Some records

◆ ◆ ◆ ◆ ◆

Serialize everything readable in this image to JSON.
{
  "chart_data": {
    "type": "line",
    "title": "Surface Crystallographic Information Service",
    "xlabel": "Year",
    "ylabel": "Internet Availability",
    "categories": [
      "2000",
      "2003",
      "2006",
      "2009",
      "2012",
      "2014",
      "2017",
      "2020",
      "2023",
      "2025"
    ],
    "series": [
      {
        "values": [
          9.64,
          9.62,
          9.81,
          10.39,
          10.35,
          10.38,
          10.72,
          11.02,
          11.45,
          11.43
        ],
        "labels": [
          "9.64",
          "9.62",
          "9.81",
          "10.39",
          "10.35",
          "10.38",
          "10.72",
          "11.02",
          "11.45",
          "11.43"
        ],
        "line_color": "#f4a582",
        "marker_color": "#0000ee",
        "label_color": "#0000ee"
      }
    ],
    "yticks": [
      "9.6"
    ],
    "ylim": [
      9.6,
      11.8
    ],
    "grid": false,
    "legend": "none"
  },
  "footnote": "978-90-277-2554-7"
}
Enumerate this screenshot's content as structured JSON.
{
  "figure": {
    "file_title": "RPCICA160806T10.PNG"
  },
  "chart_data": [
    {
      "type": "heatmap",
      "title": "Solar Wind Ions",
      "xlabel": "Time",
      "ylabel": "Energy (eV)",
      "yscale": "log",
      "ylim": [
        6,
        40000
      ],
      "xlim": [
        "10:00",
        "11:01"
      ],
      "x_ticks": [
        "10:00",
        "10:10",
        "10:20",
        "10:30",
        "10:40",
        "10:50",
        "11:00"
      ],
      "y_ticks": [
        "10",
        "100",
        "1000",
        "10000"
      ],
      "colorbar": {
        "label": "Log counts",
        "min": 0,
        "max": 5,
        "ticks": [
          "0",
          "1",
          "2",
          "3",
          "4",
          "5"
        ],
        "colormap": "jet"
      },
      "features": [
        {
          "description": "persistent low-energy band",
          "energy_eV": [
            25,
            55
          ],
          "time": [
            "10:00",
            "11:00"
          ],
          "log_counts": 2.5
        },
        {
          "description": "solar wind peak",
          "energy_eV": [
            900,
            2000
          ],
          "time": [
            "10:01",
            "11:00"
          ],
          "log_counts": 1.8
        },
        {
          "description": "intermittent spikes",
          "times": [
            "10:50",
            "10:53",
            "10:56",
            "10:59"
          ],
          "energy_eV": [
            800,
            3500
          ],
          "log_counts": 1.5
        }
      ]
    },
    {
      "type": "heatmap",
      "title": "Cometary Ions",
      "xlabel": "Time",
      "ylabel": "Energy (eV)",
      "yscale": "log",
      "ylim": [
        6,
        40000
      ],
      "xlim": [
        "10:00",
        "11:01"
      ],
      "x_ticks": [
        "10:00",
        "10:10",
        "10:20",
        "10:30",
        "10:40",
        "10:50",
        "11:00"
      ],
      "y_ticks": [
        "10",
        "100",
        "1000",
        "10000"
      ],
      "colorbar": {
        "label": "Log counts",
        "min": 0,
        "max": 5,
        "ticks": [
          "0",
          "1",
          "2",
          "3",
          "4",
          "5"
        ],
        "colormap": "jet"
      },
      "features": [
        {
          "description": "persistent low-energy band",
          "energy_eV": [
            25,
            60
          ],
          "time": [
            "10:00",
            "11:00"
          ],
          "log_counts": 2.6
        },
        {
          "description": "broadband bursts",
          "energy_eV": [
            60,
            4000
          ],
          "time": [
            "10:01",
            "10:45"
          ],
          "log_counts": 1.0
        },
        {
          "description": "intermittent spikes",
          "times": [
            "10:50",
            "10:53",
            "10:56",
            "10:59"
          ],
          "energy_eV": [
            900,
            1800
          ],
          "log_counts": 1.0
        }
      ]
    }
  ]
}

◆ ◆ ◆ ◆ ◆

→ **Do this**
Restate every record exactly, leaving nothing out.

→ **Final answer**
Serialize everything readable in this image to JSON.
{
  "chart_data": {
    "type": "line",
    "title": "Surface Crystallographic Information Service",
    "xlabel": "Year",
    "ylabel": "Internet Availability",
    "categories": [
      "2000",
      "2003",
      "2006",
      "2009",
      "2012",
      "2014",
      "2017",
      "2020",
      "2023",
      "2025"
    ],
    "series": [
      {
        "values": [
          9.64,
          9.62,
          9.81,
          10.39,
          10.35,
          10.38,
          10.72,
          11.02,
          11.45,
          11.43
        ],
        "labels": [
          "9.64",
          "9.62",
          "9.81",
          "10.39",
          "10.35",
          "10.38",
          "10.72",
          "11.02",
          "11.45",
          "11.43"
        ],
        "line_color": "#f4a582",
        "marker_color": "#0000ee",
        "label_color": "#0000ee"
      }
    ],
    "yticks": [
      "9.6"
    ],
    "ylim": [
      9.6,
      11.8
    ],
    "grid": false,
    "legend": "none"
  },
  "footnote": "978-90-277-2554-7"
}
Enumerate this screenshot's content as structured JSON.
{
  "figure": {
    "file_title": "RPCICA160806T10.PNG"
  },
  "chart_data": [
    {
      "type": "heatmap",
      "title": "Solar Wind Ions",
      "xlabel": "Time",
      "ylabel": "Energy (eV)",
      "yscale": "log",
      "ylim": [
        6,
        40000
      ],
      "xlim": [
        "10:00",
        "11:01"
      ],
      "x_ticks": [
        "10:00",
        "10:10",
        "10:20",
        "10:30",
        "10:40",
        "10:50",
        "11:00"
      ],
      "y_ticks": [
        "10",
        "100",
        "1000",
        "10000"
      ],
      "colorbar": {
        "label": "Log counts",
        "min": 0,
        "max": 5,
        "ticks": [
          "0",
          "1",
          "2",
          "3",
          "4",
          "5"
        ],
        "colormap": "jet"
      },
      "features": [
        {
          "description": "persistent low-energy band",
          "energy_eV": [
            25,
            55
          ],
          "time": [
            "10:00",
            "11:00"
          ],
          "log_counts": 2.5
        },
        {
          "description": "solar wind peak",
          "energy_eV": [
            900,
            2000
          ],
          "time": [
            "10:01",
            "11:00"
          ],
          "log_counts": 1.8
        },
        {
          "description": "intermittent spikes",
          "times": [
            "10:50",
            "10:53",
            "10:56",
            "10:59"
          ],
          "energy_eV": [
            800,
            3500
          ],
          "log_counts": 1.5
        }
      ]
    },
    {
      "type": "heatmap",
      "title": "Cometary Ions",
      "xlabel": "Time",
      "ylabel": "Energy (eV)",
      "yscale": "log",
      "ylim": [
        6,
        40000
      ],
      "xlim": [
        "10:00",
        "11:01"
      ],
      "x_ticks": [
        "10:00",
        "10:10",
        "10:20",
        "10:30",
        "10:40",
        "10:50",
        "11:00"
      ],
      "y_ticks": [
        "10",
        "100",
        "1000",
        "10000"
      ],
      "colorbar": {
        "label": "Log counts",
        "min": 0,
        "max": 5,
        "ticks": [
          "0",
          "1",
          "2",
          "3",
          "4",
          "5"
        ],
        "colormap": "jet"
      },
      "features": [
        {
          "description": "persistent low-energy band",
          "energy_eV": [
            25,
            60
          ],
          "time": [
            "10:00",
            "11:00"
          ],
          "log_counts": 2.6
        },
        {
          "description": "broadband bursts",
          "energy_eV": [
            60,
            4000
          ],
          "time": [
            "10:01",
            "10:45"
          ],
          "log_counts": 1.0
        },
        {
          "description": "intermittent spikes",
          "times": [
            "10:50",
            "10:53",
            "10:56",
            "10:59"
          ],
          "energy_eV": [
            900,
            1800
          ],
          "log_counts": 1.0
        }
      ]
    }
  ]
}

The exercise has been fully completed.